> _SCHRIFTLICHE AUFGABE_: Suche aus den folgenden Einträgen jede Zeile heraus, in der die Zeichenfolge "tick" vorkommt, und gib diese Zeilen unverändert wieder.

(Auflistung der Elementbereiche)
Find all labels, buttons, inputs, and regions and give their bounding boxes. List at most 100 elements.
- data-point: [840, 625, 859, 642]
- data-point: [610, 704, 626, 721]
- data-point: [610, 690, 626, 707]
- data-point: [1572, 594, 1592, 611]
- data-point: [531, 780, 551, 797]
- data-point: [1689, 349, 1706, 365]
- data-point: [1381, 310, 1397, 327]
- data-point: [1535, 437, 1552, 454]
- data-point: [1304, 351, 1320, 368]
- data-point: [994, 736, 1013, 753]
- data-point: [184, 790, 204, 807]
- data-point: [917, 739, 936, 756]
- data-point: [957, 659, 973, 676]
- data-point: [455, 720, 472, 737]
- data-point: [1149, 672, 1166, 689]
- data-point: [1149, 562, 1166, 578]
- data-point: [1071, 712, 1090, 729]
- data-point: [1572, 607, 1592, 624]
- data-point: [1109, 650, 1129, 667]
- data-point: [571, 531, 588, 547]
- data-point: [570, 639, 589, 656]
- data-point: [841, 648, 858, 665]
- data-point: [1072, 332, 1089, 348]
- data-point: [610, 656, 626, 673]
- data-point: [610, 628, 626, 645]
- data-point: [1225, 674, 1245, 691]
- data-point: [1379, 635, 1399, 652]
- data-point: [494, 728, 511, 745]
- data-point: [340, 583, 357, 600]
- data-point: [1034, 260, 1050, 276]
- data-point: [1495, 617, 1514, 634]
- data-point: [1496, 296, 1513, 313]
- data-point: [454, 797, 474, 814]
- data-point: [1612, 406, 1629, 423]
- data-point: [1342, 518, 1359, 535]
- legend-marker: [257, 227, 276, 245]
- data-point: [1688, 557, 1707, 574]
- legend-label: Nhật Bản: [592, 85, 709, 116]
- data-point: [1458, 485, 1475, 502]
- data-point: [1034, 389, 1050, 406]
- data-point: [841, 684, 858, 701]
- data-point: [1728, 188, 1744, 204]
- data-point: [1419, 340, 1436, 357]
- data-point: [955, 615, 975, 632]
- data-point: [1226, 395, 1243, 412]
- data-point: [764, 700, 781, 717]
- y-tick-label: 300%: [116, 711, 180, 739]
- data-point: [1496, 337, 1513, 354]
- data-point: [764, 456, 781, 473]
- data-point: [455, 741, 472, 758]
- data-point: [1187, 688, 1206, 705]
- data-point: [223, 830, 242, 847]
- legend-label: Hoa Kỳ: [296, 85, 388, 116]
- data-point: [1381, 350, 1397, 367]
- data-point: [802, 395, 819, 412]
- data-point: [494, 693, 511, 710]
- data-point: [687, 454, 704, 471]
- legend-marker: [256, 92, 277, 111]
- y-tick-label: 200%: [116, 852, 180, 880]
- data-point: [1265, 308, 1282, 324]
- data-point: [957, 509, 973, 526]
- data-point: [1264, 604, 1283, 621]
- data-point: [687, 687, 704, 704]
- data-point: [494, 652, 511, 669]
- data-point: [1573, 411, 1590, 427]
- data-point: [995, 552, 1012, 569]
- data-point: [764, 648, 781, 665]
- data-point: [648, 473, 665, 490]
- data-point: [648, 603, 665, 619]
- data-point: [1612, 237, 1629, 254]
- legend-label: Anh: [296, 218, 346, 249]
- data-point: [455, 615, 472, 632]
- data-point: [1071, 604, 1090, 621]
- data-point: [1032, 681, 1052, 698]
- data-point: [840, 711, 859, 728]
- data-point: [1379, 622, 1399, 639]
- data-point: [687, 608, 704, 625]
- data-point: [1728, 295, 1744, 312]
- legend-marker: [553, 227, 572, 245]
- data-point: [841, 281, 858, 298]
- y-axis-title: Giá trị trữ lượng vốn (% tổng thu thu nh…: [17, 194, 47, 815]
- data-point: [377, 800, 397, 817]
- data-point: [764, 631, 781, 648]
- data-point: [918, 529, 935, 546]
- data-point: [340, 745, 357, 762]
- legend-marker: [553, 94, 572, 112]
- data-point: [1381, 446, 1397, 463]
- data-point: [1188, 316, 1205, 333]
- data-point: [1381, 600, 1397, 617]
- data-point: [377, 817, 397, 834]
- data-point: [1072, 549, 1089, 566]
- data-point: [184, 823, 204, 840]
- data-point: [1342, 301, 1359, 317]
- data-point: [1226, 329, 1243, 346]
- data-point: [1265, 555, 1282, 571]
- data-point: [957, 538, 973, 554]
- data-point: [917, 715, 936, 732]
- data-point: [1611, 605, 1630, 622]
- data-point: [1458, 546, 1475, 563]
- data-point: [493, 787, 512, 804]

> _ANTWORT ZUR ÜBUNG_:
- y-tick-label: 300%: [116, 711, 180, 739]
- y-tick-label: 200%: [116, 852, 180, 880]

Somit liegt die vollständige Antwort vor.